Records for the exercise.

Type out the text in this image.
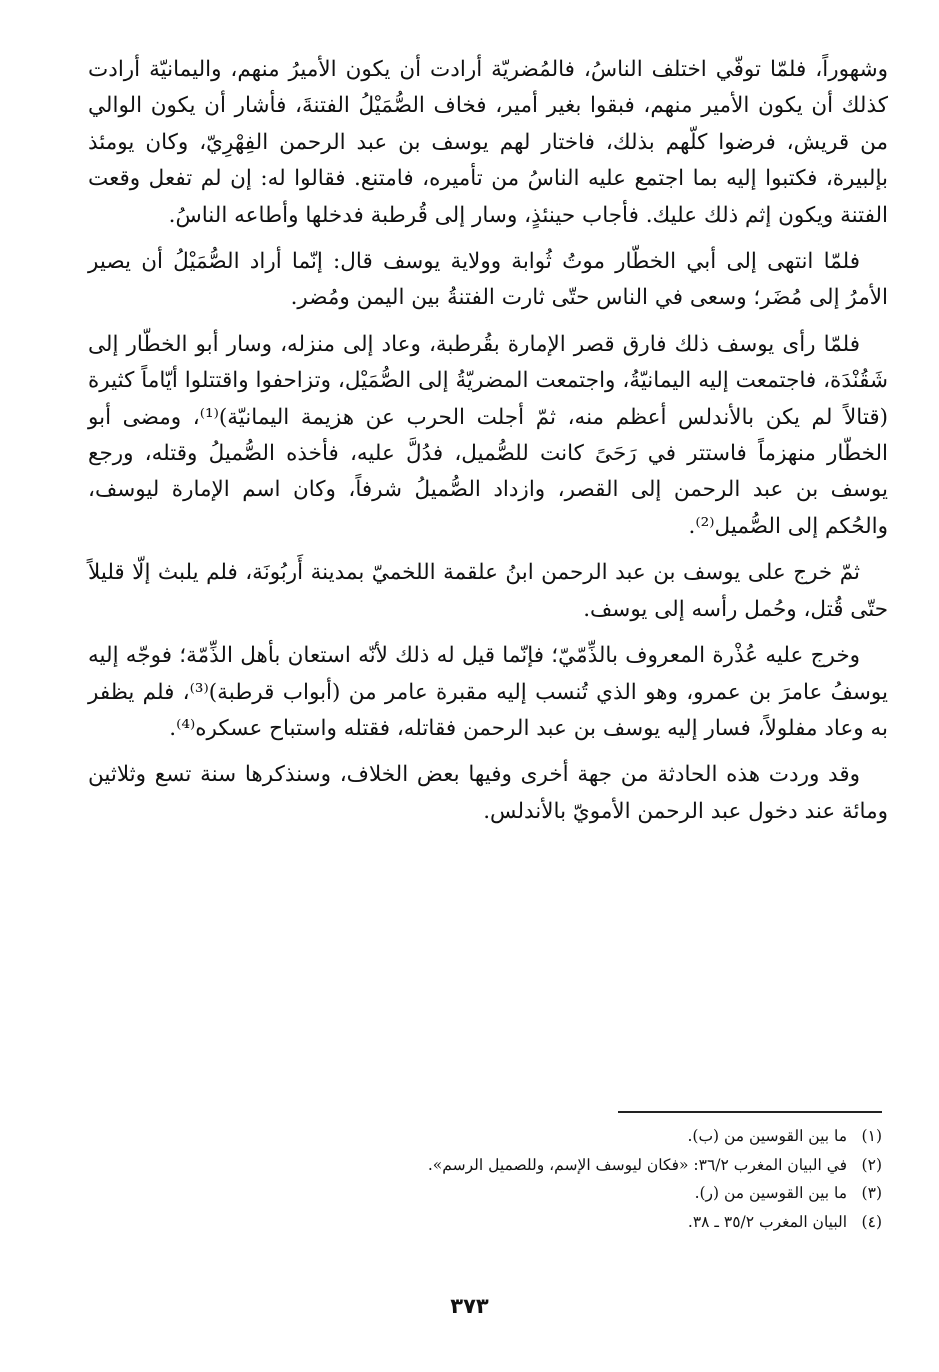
وشهوراً، فلمّا توفّي اختلف الناسُ، فالمُضريّة أرادت أن يكون الأميرُ منهم، واليمانيّة أرادت كذلك أن يكون الأمير منهم، فبقوا بغير أمير، فخاف الصُّمَيْلُ الفتنةَ، فأشار أن يكون الوالي من قريش، فرضوا كلّهم بذلك، فاختار لهم يوسف بن عبد الرحمن الفِهْرِيّ، وكان يومئذ بإلبيرة، فكتبوا إليه بما اجتمع عليه الناسُ من تأميره، فامتنع. فقالوا له: إن لم تفعل وقعت الفتنة ويكون إثم ذلك عليك. فأجاب حينئذٍ، وسار إلى قُرطبة فدخلها وأطاعه الناسُ.

فلمّا انتهى إلى أبي الخطّار موتُ ثُوابة وولاية يوسف قال: إنّما أراد الصُّمَيْلُ أن يصير الأمرُ إلى مُضَر؛ وسعى في الناس حتّى ثارت الفتنةُ بين اليمن ومُضر.

فلمّا رأى يوسف ذلك فارق قصر الإمارة بقُرطبة، وعاد إلى منزله، وسار أبو الخطّار إلى شَقُنْدَة، فاجتمعت إليه اليمانيّةُ، واجتمعت المضريّةُ إلى الصُّمَيْل، وتزاحفوا واقتتلوا أيّاماً كثيرة (قتالاً لم يكن بالأندلس أعظم منه، ثمّ أجلت الحرب عن هزيمة اليمانيّة)⁽¹⁾، ومضى أبو الخطّار منهزماً فاستتر في رَحَىً كانت للصُّميل، فدُلَّ عليه، فأخذه الصُّميلُ وقتله، ورجع يوسف بن عبد الرحمن إلى القصر، وازداد الصُّميلُ شرفاً، وكان اسم الإمارة ليوسف، والحُكم إلى الصُّميل⁽²⁾.

ثمّ خرج على يوسف بن عبد الرحمن ابنُ علقمة اللخميّ بمدينة أَربُونَة، فلم يلبث إلّا قليلاً حتّى قُتل، وحُمل رأسه إلى يوسف.

وخرج عليه عُذْرة المعروف بالذِّمّيّ؛ فإنّما قيل له ذلك لأنّه استعان بأهل الذِّمّة؛ فوجّه إليه يوسفُ عامرَ بن عمرو، وهو الذي تُنسب إليه مقبرة عامر من (أبواب قرطبة)⁽³⁾، فلم يظفر به وعاد مفلولاً، فسار إليه يوسف بن عبد الرحمن فقاتله، فقتله واستباح عسكره⁽⁴⁾.

وقد وردت هذه الحادثة من جهة أخرى وفيها بعض الخلاف، وسنذكرها سنة تسع وثلاثين ومائة عند دخول عبد الرحمن الأمويّ بالأندلس.

(١) ما بين القوسين من (ب).

(٢) في البيان المغرب ٣٦/٢: «فكان ليوسف الإسم، وللصميل الرسم».

(٣) ما بين القوسين من (ر).

(٤) البيان المغرب ٣٥/٢ ـ ٣٨.

٣٧٣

Task prompt. Find the lines that include the string "المغرب", then copy each of them.

Response below.
(٢) في البيان المغرب ٣٦/٢: «فكان ليوسف الإسم، وللصميل الرسم».
(٤) البيان المغرب ٣٥/٢ ـ ٣٨.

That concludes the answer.